◆ GIVEN REQUEST ◆
Check every line of the material below for the string "الرئيسية", and return the ones that have it.

◆ PROVIDED DATA ◆

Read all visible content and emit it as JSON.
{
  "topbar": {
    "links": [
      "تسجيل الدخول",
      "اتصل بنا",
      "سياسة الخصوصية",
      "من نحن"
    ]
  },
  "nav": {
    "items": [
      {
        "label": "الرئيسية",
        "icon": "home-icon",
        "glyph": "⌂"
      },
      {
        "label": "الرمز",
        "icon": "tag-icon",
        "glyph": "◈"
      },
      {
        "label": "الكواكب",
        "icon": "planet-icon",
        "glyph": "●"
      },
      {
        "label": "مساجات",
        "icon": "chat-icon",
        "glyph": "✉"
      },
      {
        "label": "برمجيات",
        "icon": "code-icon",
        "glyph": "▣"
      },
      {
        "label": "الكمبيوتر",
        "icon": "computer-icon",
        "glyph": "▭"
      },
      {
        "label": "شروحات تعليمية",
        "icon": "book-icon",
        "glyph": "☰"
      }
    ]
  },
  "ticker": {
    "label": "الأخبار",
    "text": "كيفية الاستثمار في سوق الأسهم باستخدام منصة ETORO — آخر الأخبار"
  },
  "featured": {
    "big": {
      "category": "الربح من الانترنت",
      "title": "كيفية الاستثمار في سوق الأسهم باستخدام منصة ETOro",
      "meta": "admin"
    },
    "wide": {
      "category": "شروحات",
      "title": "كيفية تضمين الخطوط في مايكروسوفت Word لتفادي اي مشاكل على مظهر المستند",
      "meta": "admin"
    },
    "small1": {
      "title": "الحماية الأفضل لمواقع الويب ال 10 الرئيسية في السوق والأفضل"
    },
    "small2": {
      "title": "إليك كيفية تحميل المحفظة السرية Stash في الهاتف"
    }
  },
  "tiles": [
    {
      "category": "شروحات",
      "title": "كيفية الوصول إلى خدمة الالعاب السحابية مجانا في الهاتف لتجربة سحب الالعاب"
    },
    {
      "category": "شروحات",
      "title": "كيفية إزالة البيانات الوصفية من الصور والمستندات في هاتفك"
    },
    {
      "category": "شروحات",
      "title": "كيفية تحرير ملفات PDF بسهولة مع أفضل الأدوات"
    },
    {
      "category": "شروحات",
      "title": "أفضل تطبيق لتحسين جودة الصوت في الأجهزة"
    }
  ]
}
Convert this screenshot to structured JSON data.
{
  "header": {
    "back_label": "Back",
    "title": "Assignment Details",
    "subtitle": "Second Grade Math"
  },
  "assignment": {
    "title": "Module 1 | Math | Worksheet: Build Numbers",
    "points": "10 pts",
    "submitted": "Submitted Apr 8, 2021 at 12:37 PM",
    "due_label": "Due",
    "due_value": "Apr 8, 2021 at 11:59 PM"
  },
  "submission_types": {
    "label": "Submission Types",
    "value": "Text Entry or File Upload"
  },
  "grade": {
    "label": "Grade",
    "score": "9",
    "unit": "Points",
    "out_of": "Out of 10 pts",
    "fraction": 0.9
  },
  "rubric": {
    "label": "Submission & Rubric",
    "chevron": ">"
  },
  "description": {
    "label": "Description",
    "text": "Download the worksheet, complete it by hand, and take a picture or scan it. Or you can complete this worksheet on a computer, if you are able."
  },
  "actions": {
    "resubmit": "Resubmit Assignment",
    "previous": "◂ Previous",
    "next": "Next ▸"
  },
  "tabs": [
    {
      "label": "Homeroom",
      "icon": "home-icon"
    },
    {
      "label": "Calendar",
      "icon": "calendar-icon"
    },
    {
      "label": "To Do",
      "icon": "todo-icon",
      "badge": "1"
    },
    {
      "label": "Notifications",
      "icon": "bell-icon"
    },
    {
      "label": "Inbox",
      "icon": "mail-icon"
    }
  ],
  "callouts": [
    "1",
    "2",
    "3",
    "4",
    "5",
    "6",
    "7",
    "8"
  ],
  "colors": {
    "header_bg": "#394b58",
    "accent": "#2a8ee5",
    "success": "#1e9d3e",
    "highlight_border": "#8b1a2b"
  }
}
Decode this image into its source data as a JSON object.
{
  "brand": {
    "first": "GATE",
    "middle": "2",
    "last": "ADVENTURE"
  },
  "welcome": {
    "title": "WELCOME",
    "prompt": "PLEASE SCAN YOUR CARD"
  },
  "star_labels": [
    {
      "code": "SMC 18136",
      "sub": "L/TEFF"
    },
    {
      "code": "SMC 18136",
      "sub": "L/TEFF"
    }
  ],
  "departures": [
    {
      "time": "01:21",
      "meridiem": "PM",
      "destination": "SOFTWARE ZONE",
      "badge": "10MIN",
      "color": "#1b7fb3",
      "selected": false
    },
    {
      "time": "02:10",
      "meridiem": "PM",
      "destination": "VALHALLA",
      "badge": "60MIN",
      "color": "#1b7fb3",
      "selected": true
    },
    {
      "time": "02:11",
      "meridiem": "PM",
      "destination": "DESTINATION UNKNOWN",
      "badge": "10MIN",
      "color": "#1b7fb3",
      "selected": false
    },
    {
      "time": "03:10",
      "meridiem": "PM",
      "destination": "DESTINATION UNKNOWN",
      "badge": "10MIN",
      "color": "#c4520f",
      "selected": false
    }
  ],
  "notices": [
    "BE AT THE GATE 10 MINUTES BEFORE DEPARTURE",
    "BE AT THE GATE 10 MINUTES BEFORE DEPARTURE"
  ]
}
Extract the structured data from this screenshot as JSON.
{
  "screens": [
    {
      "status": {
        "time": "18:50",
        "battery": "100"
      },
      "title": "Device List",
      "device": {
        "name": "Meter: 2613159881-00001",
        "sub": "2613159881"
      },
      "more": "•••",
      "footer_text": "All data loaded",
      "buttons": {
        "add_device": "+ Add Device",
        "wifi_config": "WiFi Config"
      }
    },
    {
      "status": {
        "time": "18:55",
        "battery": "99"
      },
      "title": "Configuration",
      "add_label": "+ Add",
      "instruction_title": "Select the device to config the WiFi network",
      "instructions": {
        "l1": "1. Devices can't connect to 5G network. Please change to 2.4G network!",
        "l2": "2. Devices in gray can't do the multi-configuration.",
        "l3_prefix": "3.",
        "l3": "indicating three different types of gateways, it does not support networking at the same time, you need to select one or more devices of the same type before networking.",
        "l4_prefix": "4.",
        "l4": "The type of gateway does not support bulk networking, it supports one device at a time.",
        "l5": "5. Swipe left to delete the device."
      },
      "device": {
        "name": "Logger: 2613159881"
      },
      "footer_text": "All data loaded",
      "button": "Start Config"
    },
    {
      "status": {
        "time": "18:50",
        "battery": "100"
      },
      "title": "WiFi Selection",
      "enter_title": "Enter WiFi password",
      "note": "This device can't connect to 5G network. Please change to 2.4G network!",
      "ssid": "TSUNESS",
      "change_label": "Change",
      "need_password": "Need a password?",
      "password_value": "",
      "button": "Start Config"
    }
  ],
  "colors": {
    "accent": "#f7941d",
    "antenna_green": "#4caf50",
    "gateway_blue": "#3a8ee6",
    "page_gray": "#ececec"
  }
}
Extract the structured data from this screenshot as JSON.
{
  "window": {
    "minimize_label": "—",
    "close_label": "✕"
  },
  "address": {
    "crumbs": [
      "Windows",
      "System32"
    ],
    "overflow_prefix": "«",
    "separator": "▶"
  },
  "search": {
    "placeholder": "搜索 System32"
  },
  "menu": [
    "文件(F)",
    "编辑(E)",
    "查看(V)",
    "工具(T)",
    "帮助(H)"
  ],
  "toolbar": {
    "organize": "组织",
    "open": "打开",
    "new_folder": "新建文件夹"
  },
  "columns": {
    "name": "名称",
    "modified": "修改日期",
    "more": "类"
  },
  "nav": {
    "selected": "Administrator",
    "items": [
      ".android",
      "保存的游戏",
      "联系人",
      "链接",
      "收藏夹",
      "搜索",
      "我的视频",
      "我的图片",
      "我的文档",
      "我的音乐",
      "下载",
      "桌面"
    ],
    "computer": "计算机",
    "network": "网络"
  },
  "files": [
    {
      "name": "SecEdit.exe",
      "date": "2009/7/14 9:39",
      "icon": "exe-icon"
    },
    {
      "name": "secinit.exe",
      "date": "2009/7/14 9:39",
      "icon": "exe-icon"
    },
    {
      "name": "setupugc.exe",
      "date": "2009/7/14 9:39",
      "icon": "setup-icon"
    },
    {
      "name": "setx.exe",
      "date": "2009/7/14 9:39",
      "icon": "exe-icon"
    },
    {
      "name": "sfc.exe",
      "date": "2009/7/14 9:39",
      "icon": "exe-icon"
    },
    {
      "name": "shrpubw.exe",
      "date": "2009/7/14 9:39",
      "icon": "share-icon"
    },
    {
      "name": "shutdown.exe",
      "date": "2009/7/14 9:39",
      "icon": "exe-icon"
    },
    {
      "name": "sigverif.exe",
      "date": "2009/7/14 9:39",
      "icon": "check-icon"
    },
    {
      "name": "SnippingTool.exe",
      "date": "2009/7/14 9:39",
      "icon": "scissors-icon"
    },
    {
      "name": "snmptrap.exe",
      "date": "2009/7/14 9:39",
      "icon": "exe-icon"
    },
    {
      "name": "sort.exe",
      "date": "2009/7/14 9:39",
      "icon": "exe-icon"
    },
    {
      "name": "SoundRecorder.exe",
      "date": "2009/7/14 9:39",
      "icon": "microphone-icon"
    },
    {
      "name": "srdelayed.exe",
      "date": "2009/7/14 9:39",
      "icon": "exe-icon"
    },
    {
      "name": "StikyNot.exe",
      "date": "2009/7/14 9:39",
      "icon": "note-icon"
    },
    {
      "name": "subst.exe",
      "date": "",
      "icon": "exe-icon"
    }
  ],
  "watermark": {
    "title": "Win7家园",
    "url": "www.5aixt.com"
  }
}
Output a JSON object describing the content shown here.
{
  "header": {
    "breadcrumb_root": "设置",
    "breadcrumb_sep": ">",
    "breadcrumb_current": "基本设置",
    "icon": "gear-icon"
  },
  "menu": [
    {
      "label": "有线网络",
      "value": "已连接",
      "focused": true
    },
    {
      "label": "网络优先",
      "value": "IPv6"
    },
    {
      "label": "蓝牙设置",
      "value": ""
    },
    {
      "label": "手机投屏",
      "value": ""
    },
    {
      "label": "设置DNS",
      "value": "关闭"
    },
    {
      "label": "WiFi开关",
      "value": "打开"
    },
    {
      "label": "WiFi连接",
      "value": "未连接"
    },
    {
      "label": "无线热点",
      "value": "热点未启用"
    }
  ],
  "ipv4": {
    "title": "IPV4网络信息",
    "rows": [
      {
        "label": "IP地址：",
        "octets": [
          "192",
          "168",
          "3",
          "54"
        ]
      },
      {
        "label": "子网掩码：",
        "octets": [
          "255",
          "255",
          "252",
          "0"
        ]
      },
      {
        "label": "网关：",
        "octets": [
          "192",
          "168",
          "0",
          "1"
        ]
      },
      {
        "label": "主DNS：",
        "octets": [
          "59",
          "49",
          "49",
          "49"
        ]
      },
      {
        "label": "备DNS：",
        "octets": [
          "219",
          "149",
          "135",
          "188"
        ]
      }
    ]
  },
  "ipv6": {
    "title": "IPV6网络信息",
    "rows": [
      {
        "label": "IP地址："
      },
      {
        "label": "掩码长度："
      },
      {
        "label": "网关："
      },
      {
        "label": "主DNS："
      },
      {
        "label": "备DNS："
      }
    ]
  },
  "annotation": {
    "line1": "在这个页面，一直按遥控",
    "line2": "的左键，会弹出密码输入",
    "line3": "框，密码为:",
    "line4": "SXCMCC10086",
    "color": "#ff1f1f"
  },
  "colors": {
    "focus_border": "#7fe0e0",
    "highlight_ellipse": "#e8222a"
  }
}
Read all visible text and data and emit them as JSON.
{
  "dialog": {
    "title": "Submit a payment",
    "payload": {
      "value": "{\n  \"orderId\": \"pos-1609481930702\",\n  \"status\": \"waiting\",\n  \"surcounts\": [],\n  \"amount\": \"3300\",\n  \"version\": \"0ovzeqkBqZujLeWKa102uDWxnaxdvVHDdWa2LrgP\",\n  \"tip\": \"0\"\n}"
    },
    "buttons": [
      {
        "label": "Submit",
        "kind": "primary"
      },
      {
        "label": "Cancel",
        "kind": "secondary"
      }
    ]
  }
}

◆ IN RESPONSE ◆
        "label": "الرئيسية",
      "title": "الحماية الأفضل لمواقع الويب ال 10 الرئيسية في السوق والأفضل"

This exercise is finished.